Records from a data source:
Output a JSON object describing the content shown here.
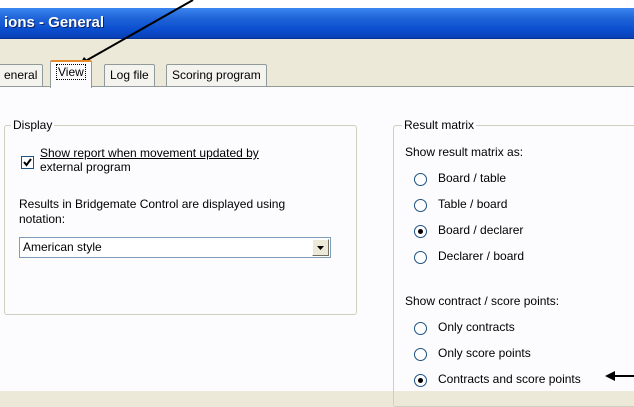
{
  "window": {
    "title": "ions - General"
  },
  "tabs": [
    {
      "label": "eneral",
      "active": false
    },
    {
      "label": "View",
      "active": true
    },
    {
      "label": "Log file",
      "active": false
    },
    {
      "label": "Scoring program",
      "active": false
    }
  ],
  "display_group": {
    "title": "Display",
    "show_report": {
      "line1": "Show report when movement updated by",
      "line2": "external program",
      "checked": true
    },
    "notation_label_line1": "Results in Bridgemate Control are displayed using",
    "notation_label_line2": "notation:",
    "notation_select_value": "American style"
  },
  "result_group": {
    "title": "Result matrix",
    "show_as_label": "Show result matrix as:",
    "matrix_options": [
      {
        "label": "Board / table",
        "checked": false
      },
      {
        "label": "Table / board",
        "checked": false
      },
      {
        "label": "Board / declarer",
        "checked": true
      },
      {
        "label": "Declarer / board",
        "checked": false
      }
    ],
    "contract_label": "Show contract / score points:",
    "contract_options": [
      {
        "label": "Only contracts",
        "checked": false
      },
      {
        "label": "Only score points",
        "checked": false
      },
      {
        "label": "Contracts and score points",
        "checked": true
      }
    ]
  },
  "colors": {
    "titlebar": "#0b4fd0",
    "active_tab_accent": "#e68b2c",
    "radio_dot": "#000000"
  }
}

**Stated goal**
Repeat the material above word for word, please, apart from its images.

**Written solution**
Output a JSON object describing the content shown here.
{
  "window": {
    "title": "ions - General"
  },
  "tabs": [
    {
      "label": "eneral",
      "active": false
    },
    {
      "label": "View",
      "active": true
    },
    {
      "label": "Log file",
      "active": false
    },
    {
      "label": "Scoring program",
      "active": false
    }
  ],
  "display_group": {
    "title": "Display",
    "show_report": {
      "line1": "Show report when movement updated by",
      "line2": "external program",
      "checked": true
    },
    "notation_label_line1": "Results in Bridgemate Control are displayed using",
    "notation_label_line2": "notation:",
    "notation_select_value": "American style"
  },
  "result_group": {
    "title": "Result matrix",
    "show_as_label": "Show result matrix as:",
    "matrix_options": [
      {
        "label": "Board / table",
        "checked": false
      },
      {
        "label": "Table / board",
        "checked": false
      },
      {
        "label": "Board / declarer",
        "checked": true
      },
      {
        "label": "Declarer / board",
        "checked": false
      }
    ],
    "contract_label": "Show contract / score points:",
    "contract_options": [
      {
        "label": "Only contracts",
        "checked": false
      },
      {
        "label": "Only score points",
        "checked": false
      },
      {
        "label": "Contracts and score points",
        "checked": true
      }
    ]
  },
  "colors": {
    "titlebar": "#0b4fd0",
    "active_tab_accent": "#e68b2c",
    "radio_dot": "#000000"
  }
}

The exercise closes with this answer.